> Instruction
Draw out every line with the word "Before" from the listing below.

-- Start of Provided data --

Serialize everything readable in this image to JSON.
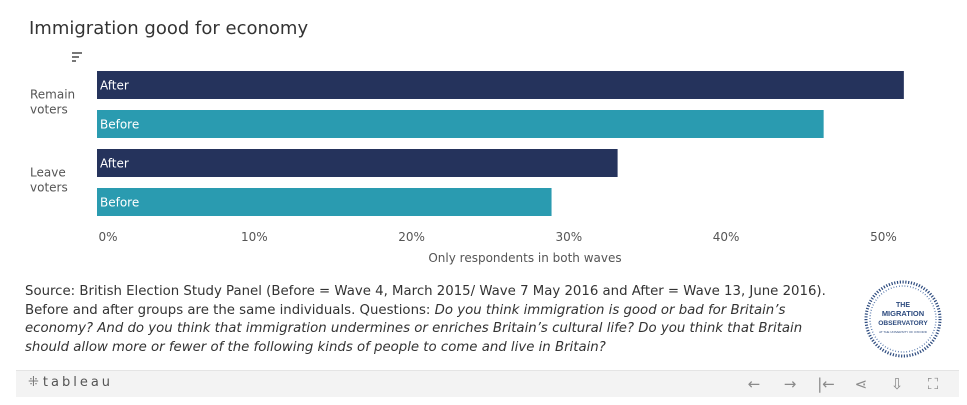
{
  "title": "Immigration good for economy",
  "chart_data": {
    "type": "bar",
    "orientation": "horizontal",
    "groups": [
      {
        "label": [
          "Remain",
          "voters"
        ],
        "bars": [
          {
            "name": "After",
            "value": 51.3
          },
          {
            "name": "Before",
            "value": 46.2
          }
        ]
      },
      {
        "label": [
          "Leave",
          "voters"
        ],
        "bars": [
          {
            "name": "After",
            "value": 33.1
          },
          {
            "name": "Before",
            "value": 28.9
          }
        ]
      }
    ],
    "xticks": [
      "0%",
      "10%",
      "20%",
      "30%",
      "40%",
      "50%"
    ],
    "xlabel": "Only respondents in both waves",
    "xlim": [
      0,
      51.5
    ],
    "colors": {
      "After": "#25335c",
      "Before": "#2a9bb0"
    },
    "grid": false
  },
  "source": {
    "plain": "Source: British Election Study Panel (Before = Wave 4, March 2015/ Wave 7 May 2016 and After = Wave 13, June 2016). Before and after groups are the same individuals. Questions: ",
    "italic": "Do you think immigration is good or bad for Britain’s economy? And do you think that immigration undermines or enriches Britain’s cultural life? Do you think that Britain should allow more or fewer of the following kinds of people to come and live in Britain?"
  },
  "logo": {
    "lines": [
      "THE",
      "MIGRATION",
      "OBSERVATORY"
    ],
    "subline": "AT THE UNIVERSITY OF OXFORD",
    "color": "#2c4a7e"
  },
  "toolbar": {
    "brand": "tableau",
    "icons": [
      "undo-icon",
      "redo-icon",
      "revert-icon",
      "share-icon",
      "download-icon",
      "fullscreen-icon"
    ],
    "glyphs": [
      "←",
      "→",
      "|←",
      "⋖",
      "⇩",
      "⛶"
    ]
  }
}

-- End of Provided data --
-- Start of Provided data --

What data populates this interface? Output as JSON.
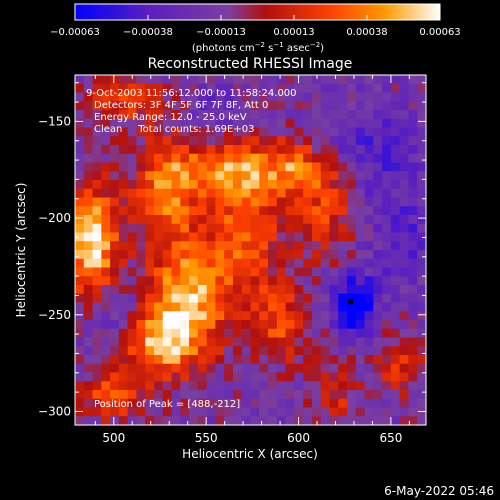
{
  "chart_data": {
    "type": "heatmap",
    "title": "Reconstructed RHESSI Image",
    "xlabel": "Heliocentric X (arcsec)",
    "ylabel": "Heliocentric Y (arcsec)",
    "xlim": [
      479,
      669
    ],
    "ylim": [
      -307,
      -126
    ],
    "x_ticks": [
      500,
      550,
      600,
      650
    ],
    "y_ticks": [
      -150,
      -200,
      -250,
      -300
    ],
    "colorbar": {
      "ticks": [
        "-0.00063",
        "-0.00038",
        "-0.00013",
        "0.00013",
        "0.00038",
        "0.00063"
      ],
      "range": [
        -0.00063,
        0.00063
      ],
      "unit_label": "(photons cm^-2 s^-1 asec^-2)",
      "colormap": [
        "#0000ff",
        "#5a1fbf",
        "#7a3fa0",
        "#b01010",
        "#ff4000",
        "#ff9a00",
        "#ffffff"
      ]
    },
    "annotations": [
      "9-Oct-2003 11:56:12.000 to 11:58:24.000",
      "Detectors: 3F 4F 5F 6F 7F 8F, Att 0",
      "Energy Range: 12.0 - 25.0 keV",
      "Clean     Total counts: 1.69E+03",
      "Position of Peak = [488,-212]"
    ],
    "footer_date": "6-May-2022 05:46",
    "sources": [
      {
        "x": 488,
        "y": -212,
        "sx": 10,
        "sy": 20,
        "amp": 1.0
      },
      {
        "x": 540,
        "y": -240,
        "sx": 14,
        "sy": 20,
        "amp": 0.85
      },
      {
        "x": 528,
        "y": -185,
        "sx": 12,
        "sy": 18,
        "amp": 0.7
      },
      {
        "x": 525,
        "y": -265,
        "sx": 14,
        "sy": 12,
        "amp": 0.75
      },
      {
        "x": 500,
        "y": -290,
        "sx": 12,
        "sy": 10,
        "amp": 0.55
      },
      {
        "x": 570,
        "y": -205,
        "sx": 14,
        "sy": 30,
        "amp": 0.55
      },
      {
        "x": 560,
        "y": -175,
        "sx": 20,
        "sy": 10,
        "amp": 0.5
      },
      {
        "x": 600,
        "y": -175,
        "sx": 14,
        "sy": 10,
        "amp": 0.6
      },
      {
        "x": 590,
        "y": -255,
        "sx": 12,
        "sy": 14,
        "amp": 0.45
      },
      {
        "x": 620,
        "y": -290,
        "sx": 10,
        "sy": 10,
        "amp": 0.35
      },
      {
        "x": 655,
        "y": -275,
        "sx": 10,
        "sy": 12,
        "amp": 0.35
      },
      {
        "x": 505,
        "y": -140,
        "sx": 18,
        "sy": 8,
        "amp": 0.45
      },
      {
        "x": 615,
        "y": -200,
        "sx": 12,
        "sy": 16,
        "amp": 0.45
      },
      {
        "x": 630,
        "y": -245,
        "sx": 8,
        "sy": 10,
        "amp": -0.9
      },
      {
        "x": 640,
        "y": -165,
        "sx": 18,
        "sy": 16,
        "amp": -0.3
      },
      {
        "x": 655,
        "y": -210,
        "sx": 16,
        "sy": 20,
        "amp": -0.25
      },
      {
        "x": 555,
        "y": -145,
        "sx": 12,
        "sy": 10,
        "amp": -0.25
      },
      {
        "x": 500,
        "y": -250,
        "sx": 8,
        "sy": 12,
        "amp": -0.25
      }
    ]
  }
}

-- End of Provided data --

> Right answer
            "name": "Before",
            "name": "Before",
      "Before": "#2a9bb0"
    "plain": "Source: British Election Study Panel (Before = Wave 4, March 2015/ Wave 7 May 2016 and After = Wave 13, June 2016). Before and after groups are the same individuals. Questions: ",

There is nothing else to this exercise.